**Статья:**

Подобно Бабелю, другой репрессированный известный писатель — Борис Пильняк был в дружеских отношениях со многими оппозиционерами, активно влиявшими на его политические взгляды. Рассказывая на следствии о своих беседах с Виктором Сержем, Пильняк говорил: «Мы пришли к одной мысли, что политическое положение чрезвычайно тяжёлое, ощущается невиданный гнёт государства над личностью, отсутствуют минимальные права выразить своё мнение, что мы живём сейчас на осадном положении. Социализма нет, так как социализм подразумевает улучшение отношений между людьми, а у нас культивируются волчьи отношения» [583].
Столь же неоднозначными, как в среде интеллигенции, были политические настроения рабочих и крестьян.
XXVIII
Народ
В книге «Люди, годы, жизнь», говоря о культе Сталина, Эренбург замечал, что «к началу 1938 года правильнее применить просто слово „культ“ в его первичном, религиозном значении. В представлении миллионов людей Сталин превратился в мифического полубога; все с трепетом повторяли его имя, верили, что он один может спасти Советское государство от нашествия и распада» (курсив мой.— В. Р.). В подтверждение этих обобщений писатель, однако, приводил лишь один эпизод: когда на сессии Верховного Совета СССР старейший депутат, академик Бах закончил вступительную речь здравицей в честь Сталина, «раздался грохот рукоплесканий… Я сидел высоко, вокруг меня были обыкновенные москвичи — рабочие, служащие, и они неистовствовали» [584].

**Цель задания 1:** Пожалуйста, перепишите без изменений строки листинга от самой первой до строки с «category-label: Anadarko - Woodford» включительно.
Статья и листинг между собой никак не связаны.

Серия записей
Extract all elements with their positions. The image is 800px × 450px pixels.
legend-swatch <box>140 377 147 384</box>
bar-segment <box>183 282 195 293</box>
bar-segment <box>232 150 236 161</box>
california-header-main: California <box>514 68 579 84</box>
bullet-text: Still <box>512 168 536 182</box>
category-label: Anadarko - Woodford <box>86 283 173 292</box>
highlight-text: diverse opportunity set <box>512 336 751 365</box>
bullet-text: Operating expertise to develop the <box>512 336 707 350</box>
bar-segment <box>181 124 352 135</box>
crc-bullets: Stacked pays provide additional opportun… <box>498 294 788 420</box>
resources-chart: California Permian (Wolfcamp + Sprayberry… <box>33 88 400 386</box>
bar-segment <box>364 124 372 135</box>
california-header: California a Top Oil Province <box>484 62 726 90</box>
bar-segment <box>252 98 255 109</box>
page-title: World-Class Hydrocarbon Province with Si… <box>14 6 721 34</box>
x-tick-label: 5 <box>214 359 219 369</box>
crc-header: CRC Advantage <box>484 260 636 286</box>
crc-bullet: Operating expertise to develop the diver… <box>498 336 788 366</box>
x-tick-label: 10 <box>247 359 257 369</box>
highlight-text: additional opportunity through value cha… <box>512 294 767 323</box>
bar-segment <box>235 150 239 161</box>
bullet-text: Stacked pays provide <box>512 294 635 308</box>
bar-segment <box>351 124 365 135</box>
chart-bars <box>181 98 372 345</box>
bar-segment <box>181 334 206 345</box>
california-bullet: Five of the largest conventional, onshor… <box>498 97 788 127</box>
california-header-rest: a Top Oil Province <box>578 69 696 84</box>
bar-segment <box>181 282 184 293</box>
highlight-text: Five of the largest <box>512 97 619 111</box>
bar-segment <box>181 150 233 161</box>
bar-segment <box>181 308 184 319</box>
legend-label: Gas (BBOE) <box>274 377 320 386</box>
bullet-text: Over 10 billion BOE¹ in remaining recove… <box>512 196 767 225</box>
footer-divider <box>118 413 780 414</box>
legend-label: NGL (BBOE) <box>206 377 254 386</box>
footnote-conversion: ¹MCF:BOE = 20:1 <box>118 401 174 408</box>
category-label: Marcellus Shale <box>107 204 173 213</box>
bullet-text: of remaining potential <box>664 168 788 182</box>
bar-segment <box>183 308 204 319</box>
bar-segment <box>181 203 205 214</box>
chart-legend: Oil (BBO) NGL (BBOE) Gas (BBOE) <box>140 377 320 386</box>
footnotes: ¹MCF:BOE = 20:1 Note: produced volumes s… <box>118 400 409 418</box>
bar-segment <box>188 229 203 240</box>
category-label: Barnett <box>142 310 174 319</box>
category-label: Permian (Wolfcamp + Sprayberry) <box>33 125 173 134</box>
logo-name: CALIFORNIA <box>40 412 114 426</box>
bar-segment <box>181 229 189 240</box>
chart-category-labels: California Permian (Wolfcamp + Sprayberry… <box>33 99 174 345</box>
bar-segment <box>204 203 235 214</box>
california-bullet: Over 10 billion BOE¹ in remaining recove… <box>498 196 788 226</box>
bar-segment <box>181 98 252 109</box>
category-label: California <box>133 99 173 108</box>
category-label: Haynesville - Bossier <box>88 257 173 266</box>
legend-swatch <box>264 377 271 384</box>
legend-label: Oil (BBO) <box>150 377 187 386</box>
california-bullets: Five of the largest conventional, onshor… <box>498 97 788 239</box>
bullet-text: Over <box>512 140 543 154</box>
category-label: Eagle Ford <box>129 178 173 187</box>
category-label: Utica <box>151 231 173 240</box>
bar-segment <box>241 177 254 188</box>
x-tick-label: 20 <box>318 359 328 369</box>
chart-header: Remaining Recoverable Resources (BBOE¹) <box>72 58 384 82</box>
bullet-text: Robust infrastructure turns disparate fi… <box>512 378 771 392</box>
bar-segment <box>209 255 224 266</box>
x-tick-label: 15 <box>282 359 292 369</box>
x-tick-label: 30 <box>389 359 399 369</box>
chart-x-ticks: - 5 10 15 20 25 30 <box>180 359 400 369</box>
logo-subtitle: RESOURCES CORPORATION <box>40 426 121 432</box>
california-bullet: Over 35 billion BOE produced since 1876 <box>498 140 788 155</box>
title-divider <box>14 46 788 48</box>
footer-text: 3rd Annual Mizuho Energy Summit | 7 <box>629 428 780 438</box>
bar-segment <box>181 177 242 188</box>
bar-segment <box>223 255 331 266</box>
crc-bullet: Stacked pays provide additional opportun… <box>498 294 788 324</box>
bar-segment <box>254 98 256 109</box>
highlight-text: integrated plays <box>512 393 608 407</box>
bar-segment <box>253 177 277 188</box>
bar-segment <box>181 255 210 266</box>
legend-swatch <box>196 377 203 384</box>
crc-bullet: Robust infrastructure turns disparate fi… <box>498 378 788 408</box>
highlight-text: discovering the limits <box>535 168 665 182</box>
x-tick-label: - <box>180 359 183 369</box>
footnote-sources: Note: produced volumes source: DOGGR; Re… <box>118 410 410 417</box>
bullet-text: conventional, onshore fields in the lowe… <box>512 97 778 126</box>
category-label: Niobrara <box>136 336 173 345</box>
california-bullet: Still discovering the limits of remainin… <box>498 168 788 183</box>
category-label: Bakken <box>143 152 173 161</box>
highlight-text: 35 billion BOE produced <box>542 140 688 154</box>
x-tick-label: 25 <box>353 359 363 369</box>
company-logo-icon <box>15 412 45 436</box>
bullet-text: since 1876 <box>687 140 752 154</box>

**Цель задания 2:** Согласуются ли со статьей следующие утверждения: (а) Пильняк на следствии рассказывал о беседах с Виктором Сержем; (б) Эренбург подкрепил свои обобщения несколькими эпизодами; (в) вступительную речь на сессии Верховного Совета СССР произнес академик Бах? На каждое ответьте «да» или «нет» и дословно процитируйте решающие слова статьи.

**Верный ответ 1:**
Extract all elements with their positions. The image is 800px × 450px pixels.
legend-swatch <box>140 377 147 384</box>
bar-segment <box>183 282 195 293</box>
bar-segment <box>232 150 236 161</box>
california-header-main: California <box>514 68 579 84</box>
bullet-text: Still <box>512 168 536 182</box>
category-label: Anadarko - Woodford <box>86 283 173 292</box>

**Верный ответ 2:**
(а) Да: «Рассказывая на следствии о своих беседах с Виктором Сержем, Пильняк говорил».
(б) Нет: «В подтверждение этих обобщений писатель, однако, приводил лишь один эпизод».
(в) Да: «старейший депутат, академик Бах закончил вступительную речь здравицей в честь Сталина».